:: MATERIAL ::

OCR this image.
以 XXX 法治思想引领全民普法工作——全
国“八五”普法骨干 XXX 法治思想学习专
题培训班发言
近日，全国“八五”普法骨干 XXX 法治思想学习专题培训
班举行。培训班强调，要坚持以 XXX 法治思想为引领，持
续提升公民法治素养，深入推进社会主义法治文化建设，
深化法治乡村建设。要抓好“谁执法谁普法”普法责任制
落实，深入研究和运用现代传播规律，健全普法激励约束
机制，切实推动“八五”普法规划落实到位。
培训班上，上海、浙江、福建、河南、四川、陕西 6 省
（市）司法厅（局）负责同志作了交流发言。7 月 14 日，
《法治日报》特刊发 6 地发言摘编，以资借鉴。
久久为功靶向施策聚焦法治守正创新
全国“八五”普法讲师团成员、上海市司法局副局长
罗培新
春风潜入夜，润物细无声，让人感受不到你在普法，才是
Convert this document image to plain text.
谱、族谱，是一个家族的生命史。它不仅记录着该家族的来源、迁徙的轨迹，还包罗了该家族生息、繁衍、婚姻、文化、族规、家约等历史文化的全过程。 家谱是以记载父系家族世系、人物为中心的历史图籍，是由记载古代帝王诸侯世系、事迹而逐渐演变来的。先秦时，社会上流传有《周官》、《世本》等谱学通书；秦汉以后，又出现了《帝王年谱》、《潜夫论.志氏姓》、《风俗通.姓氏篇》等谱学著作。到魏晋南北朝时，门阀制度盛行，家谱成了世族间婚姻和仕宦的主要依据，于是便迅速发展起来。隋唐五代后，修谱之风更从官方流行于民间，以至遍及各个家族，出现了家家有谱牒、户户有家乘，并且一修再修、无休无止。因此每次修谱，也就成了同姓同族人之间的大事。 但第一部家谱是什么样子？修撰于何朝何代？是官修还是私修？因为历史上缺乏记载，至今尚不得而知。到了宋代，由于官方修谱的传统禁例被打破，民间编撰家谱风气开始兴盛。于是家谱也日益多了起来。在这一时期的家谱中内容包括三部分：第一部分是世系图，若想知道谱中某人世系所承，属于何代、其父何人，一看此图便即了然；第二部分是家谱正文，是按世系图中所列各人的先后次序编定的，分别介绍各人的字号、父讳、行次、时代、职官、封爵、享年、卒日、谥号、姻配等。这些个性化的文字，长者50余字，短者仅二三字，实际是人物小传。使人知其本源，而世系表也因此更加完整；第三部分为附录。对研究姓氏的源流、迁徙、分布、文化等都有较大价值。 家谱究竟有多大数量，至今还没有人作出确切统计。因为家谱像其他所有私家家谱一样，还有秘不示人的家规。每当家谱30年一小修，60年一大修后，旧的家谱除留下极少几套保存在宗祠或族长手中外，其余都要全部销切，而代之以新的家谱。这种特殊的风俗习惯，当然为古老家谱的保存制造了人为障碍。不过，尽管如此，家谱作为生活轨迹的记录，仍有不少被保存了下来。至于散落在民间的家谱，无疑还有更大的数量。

:: AIM OF THE EXERCISE ::
Find the string "普法骨干" in the records, then copy each line where it occurs.

:: RESULT OF THIS TASK ::
国“八五”普法骨干 XXX 法治思想学习专
近日，全国“八五”普法骨干 XXX 法治思想学习专题培训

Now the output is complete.